* MATERIAL SUPPLIED:
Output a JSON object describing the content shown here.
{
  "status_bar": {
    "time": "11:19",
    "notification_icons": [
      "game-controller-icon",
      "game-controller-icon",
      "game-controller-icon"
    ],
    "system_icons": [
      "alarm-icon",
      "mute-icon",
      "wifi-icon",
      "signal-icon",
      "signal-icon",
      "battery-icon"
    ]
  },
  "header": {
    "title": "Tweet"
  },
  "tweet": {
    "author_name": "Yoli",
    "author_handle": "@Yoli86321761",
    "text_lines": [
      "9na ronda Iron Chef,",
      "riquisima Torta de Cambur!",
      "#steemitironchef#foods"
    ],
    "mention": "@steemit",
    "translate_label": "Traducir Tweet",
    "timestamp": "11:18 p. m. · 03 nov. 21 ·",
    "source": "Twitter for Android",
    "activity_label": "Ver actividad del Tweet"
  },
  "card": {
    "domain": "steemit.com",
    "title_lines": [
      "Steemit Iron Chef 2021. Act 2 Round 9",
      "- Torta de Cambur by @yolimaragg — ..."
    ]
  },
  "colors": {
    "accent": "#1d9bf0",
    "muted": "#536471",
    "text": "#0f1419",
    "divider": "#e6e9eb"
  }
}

* EXERCISE PROMPT:
Go through the records above and set each one down exactly, please.

* RESPONSE:
Output a JSON object describing the content shown here.
{
  "status_bar": {
    "time": "11:19",
    "notification_icons": [
      "game-controller-icon",
      "game-controller-icon",
      "game-controller-icon"
    ],
    "system_icons": [
      "alarm-icon",
      "mute-icon",
      "wifi-icon",
      "signal-icon",
      "signal-icon",
      "battery-icon"
    ]
  },
  "header": {
    "title": "Tweet"
  },
  "tweet": {
    "author_name": "Yoli",
    "author_handle": "@Yoli86321761",
    "text_lines": [
      "9na ronda Iron Chef,",
      "riquisima Torta de Cambur!",
      "#steemitironchef#foods"
    ],
    "mention": "@steemit",
    "translate_label": "Traducir Tweet",
    "timestamp": "11:18 p. m. · 03 nov. 21 ·",
    "source": "Twitter for Android",
    "activity_label": "Ver actividad del Tweet"
  },
  "card": {
    "domain": "steemit.com",
    "title_lines": [
      "Steemit Iron Chef 2021. Act 2 Round 9",
      "- Torta de Cambur by @yolimaragg — ..."
    ]
  },
  "colors": {
    "accent": "#1d9bf0",
    "muted": "#536471",
    "text": "#0f1419",
    "divider": "#e6e9eb"
  }
}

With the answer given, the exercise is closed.